▶ [Short task]: Find all lines in the records that include the word "title", and copy them out.

▶ [Input]:
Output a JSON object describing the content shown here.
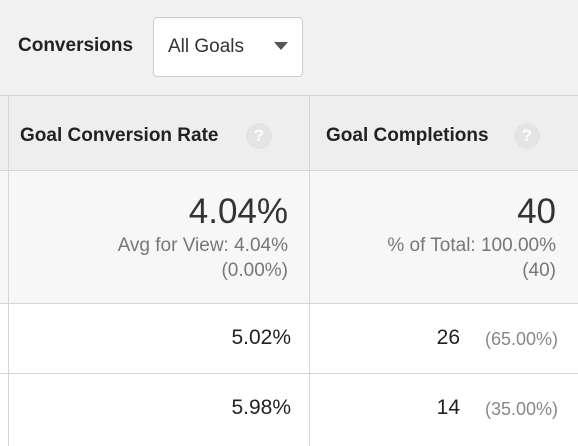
{
  "toolbar": {
    "label": "Conversions",
    "dropdown": "All Goals"
  },
  "table": {
    "columns": [
      {
        "title": "Goal Conversion Rate",
        "help": "?"
      },
      {
        "title": "Goal Completions",
        "help": "?"
      }
    ],
    "summary": [
      {
        "value": "4.04%",
        "note": "Avg for View: 4.04%",
        "detail": "(0.00%)"
      },
      {
        "value": "40",
        "note": "% of Total: 100.00%",
        "detail": "(40)"
      }
    ],
    "rows": [
      [
        {
          "value": "5.02%"
        },
        {
          "value": "26",
          "share": "(65.00%)"
        }
      ],
      [
        {
          "value": "5.98%"
        },
        {
          "value": "14",
          "share": "(35.00%)"
        }
      ]
    ]
  }
}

▶ [Right answer]:
        "title": "Goal Conversion Rate",
        "title": "Goal Completions",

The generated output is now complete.